● **PROBLEM TO SOLVE**
Look through the listing below and give the number of lines that hold "name". Say nothing more.

● **RECORDS**
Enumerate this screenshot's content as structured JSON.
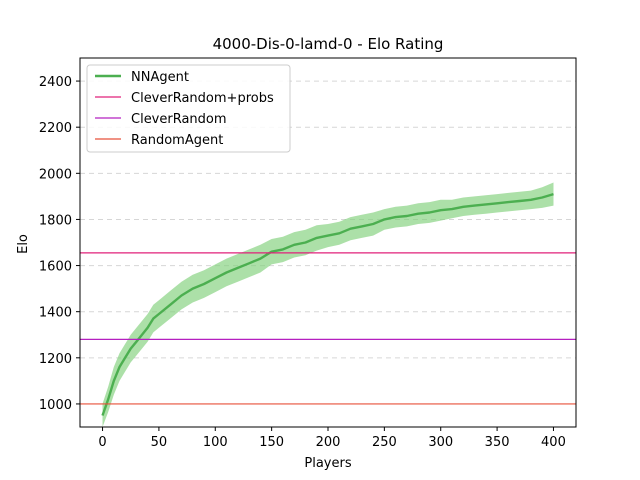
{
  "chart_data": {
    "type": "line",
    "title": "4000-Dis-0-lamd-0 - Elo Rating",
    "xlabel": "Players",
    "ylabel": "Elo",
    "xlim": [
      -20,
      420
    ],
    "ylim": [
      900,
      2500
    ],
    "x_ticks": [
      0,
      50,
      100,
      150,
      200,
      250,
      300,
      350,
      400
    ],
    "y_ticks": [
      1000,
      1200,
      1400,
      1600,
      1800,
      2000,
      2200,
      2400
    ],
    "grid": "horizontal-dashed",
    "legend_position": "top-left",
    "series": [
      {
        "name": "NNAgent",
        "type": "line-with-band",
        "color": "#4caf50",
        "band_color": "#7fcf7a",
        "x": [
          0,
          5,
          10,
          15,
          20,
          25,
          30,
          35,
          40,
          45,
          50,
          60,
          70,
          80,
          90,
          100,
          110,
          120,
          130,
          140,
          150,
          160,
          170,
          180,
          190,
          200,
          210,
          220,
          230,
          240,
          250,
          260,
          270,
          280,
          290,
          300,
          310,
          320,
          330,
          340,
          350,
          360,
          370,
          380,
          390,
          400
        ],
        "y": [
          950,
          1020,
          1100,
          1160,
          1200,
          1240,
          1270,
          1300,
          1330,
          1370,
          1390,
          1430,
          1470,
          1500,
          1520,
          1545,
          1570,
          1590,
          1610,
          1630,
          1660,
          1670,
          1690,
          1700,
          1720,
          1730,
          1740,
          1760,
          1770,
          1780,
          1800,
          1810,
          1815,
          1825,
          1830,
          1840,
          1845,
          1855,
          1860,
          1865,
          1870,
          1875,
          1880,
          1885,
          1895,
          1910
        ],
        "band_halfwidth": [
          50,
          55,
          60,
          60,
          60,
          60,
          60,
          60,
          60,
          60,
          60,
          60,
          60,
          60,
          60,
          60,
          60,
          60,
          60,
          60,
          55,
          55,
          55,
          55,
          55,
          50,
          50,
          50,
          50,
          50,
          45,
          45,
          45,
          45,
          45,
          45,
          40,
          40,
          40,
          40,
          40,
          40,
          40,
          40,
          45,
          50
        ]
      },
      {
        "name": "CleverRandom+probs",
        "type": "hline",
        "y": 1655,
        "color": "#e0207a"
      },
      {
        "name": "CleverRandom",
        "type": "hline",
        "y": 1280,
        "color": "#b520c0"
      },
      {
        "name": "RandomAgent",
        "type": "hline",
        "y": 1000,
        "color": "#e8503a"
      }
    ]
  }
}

● **ANSWER TO THIS TASK**
4